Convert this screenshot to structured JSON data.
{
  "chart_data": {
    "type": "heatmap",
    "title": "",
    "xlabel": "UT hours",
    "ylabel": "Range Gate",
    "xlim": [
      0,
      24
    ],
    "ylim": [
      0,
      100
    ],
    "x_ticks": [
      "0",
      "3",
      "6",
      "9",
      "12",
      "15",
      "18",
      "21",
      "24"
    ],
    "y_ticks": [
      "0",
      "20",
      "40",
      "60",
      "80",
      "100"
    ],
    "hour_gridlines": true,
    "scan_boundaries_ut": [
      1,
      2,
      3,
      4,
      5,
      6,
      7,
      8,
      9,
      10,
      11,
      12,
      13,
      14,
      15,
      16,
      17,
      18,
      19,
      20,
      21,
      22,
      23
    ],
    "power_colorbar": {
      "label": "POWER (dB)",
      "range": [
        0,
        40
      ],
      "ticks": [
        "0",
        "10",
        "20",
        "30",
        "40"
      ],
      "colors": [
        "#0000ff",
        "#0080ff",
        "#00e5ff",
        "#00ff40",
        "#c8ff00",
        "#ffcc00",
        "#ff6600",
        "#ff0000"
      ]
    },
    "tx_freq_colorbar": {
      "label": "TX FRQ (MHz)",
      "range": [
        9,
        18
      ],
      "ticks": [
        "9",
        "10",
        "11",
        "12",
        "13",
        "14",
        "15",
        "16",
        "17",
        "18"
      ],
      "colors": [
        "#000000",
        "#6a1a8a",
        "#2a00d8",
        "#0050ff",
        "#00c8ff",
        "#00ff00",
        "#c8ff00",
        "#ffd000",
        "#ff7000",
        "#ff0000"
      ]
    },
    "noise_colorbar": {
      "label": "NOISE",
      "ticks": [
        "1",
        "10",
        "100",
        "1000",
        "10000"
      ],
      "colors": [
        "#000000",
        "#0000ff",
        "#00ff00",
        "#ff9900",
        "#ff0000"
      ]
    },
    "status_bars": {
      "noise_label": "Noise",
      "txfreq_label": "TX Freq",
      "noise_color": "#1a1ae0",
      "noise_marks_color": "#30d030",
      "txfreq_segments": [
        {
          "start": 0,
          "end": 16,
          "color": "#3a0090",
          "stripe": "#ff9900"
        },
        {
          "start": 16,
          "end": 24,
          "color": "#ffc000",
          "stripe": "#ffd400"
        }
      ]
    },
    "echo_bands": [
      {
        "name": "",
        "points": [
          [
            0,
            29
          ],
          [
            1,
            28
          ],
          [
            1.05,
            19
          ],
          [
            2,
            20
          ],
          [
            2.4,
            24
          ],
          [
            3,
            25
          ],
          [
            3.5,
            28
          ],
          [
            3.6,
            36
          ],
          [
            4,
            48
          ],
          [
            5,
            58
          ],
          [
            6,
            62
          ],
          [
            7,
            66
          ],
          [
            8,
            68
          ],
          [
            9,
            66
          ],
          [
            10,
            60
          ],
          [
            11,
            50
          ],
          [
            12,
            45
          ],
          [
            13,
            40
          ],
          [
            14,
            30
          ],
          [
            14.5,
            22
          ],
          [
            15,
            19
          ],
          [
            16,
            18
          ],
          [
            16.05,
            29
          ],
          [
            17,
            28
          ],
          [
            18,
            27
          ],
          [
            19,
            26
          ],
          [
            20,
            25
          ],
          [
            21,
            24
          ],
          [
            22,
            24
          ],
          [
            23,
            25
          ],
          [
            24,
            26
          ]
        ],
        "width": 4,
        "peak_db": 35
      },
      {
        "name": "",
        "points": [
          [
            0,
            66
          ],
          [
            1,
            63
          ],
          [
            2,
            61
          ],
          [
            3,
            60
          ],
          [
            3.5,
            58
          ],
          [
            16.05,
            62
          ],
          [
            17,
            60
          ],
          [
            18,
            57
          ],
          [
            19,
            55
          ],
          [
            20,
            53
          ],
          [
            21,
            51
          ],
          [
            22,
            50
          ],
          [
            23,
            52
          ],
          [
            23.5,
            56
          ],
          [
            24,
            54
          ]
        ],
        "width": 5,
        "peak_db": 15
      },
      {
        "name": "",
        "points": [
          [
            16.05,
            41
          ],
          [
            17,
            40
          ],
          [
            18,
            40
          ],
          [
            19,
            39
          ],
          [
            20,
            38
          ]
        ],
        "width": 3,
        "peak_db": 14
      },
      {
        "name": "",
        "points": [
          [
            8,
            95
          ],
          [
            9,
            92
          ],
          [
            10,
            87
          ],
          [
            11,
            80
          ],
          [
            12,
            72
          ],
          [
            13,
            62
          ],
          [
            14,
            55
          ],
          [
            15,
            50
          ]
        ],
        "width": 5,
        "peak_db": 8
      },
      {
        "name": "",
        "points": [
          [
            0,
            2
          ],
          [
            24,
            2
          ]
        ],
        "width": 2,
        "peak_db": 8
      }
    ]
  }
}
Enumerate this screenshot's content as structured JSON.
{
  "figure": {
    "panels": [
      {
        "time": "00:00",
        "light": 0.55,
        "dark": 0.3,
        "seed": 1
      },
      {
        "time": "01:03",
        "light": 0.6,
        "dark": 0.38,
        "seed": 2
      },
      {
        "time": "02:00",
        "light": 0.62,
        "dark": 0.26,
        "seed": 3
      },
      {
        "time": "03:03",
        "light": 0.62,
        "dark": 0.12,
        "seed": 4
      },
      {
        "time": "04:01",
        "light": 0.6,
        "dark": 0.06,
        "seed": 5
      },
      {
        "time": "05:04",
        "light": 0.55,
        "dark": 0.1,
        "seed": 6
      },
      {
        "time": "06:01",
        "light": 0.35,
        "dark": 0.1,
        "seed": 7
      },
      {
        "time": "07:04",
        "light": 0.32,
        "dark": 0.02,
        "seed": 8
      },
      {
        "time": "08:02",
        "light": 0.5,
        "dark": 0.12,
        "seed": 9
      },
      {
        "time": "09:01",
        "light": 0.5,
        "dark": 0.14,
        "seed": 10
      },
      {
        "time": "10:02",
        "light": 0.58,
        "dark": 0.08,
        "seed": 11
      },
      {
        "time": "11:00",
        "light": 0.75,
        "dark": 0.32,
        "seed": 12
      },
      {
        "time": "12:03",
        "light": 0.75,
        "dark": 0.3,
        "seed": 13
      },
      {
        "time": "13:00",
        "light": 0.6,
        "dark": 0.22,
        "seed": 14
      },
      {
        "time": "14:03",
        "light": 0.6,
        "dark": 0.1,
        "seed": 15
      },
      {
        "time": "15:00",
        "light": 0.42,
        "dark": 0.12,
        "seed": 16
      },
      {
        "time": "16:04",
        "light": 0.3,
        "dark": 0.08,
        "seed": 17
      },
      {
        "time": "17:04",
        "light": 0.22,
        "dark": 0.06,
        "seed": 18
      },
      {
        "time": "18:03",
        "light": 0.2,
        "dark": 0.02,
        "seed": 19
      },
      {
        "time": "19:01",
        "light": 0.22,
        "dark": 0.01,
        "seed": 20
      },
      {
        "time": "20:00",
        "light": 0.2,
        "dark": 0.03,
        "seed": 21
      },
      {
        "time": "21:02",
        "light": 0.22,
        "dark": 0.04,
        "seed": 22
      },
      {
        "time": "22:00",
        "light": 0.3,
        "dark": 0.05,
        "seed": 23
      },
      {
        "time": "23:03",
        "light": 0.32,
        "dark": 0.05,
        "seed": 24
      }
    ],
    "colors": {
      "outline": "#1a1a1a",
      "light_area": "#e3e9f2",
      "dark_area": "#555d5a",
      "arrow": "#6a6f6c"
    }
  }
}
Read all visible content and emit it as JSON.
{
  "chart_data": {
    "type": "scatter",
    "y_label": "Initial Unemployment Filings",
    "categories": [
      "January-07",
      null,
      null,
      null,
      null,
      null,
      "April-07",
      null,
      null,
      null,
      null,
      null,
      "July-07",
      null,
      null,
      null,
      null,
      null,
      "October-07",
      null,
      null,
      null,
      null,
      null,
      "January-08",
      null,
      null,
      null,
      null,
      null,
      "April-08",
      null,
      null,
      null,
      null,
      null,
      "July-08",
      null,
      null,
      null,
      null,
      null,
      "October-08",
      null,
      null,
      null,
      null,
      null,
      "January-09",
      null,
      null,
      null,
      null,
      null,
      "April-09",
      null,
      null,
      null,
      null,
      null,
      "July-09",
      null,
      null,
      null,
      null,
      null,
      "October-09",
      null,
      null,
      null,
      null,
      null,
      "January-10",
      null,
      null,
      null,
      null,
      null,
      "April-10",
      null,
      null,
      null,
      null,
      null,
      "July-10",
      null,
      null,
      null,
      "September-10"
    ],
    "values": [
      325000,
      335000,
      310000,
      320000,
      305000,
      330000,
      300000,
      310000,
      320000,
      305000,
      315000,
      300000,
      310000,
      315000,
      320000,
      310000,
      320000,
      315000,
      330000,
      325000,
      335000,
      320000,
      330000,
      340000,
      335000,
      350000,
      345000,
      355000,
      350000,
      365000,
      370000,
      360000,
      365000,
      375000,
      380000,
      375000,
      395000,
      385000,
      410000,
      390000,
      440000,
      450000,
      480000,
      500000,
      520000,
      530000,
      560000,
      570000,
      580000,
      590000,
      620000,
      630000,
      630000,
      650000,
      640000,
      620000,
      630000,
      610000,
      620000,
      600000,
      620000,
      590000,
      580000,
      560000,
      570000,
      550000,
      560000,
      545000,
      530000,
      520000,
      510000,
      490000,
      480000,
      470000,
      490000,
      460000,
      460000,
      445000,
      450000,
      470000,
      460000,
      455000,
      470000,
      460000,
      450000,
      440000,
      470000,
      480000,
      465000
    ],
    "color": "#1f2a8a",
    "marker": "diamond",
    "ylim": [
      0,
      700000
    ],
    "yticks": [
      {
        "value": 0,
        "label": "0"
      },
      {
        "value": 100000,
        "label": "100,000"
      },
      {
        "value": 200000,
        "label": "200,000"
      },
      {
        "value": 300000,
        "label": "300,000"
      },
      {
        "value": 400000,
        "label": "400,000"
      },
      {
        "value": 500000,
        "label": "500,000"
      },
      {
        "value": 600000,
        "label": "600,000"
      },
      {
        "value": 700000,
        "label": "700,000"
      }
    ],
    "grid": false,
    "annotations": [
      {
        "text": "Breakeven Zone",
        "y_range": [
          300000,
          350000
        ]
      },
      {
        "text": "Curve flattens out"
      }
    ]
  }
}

──────────

• The task: In the listing, find every line containing the word "width" and list it.

• Result for this exercise:
        "width": 4,
        "width": 5,
        "width": 3,
        "width": 5,
        "width": 2,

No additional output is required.